**DIRECTIVES**:
- 1) In the Two-fer Tuesday thread, why can minicoop1985's early Nikon F take the FTN finder? Answer in one to three sentences.
- 2) Summarize the Two-fer Tuesday thread in two sentences.
- 3) List every lens that Derrel names in his post in the Two-fer Tuesday thread.

**TEXT SHOWN**:
# Theme: Two-fer Tuesday!



## minicoop1985 (Aug 12, 2014)

Any two cameras in your collection!

Early Nikon F



Nikon F by longm1985, on Flickr

Franka Rolfix I



Franka Rolfix by longm1985, on Flickr


----------



## Derrel (Aug 12, 2014)

Gosh, I do not have many pics of my cameras...but I do have two!

First off my Bessa R, a Cosina-made 35mm film camera that uses Leica thread mount lenses, see here with the 35mm f/1.7 Ultron Aspherical lens.







[    _D3X0119_ Oct 31 2012.jpg photo - Derrel photos at pbase.com    ]

and second, my Canon 5 D, shown fitted with an Olympus 28mm f/2.8 Zuiko Auto-W lens, and to the right the Vivitar Series 1 55mm f/2.8 1:1 macro, and in the back left the Asahi Super-Takumar 135mm f/3.5, and on the right the Asahai 200mm f/4 Super-Takumar.






[    _DSC7420_Canon adapted lens set.jpg photo - Derrel photos at pbase.com    ]  Coop: I have that same 50mm f/2 Nikkor-H, and also a 1968 F with a Photomic FTN finder with a working meter. I payed $140 for it in the summer of '84 with a clean silver-barrel 50mm f/1.4 SC Auto-Nikkor on it. I preferred the 50mm f/2 lens, and sold the 1.4 many years ago.


----------



## minicoop1985 (Aug 12, 2014)

I love that F. It's a 1963 that I revived (there's a thread here somewhere) and modified to accept the FTN. After about 6-8 months, I JUST found out the meter works.  And that 50mm f2 is fantastic-you're right. Even looks pretty good. Only thing I want to get that might replace it is a Micro.

Do those Oly lenses go to infinity with that adapter? I have a thin FD-EOS adapter that doesn't.


----------



## Niner (Aug 12, 2014)

How about older "collector" cameras?

TheArgus "brick" and the Ciro-flex medium format


----------



## limr (Aug 12, 2014)

*trots home to take pictures of cameras*


----------



## smithdan (Aug 12, 2014)

How about humble:

The Brownie Holiday Flash..



...comes apart easily for cleaning!



and some more solid plastic, the Beacon Two-Twenty-Five

 

with a (being honest here - not intentional)  double exposure shot.


----------

**DATASET SECTION**:
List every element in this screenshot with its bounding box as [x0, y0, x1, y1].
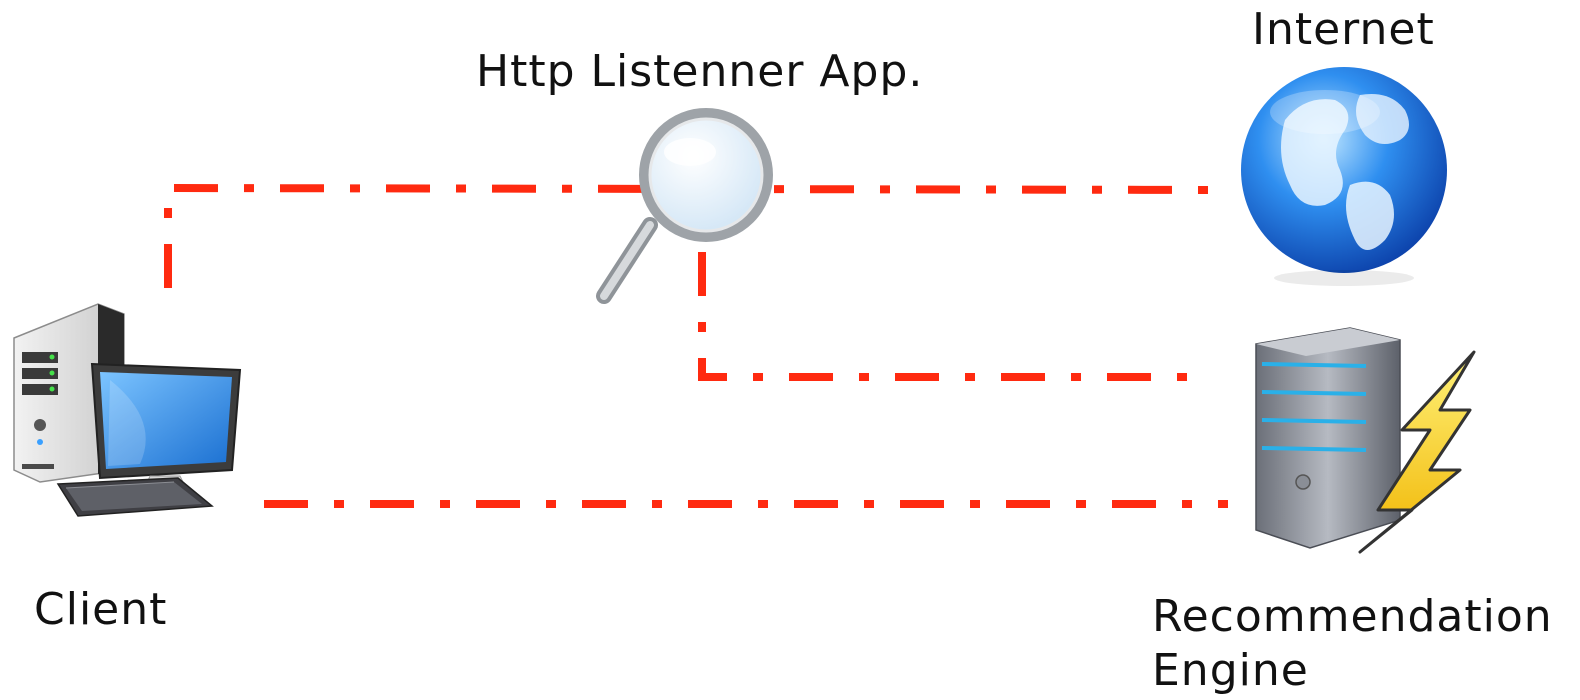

**IN RESPONSE**:
- 1) minicoop1985 revived the 1963 Nikon F and modified it to accept the FTN.

- 2) minicoop1985 invites members to show any two cameras from their collections and posts an early Nikon F and a Franka Rolfix I. Derrel, Niner and smithdan reply with their own pairs, which range from a Bessa R and a Canon 5D to older collector cameras and plastic models, and the posters also trade remarks about Nikon lenses and adapters.

- 3)
- 35mm f/1.7 Ultron Aspherical
- Olympus 28mm f/2.8 Zuiko Auto-W
- Vivitar Series 1 55mm f/2.8 1:1 macro
- Asahi Super-Takumar 135mm f/3.5
- Asahai 200mm f/4 Super-Takumar
- 50mm f/2 Nikkor-H
- 50mm f/1.4 SC Auto-Nikkor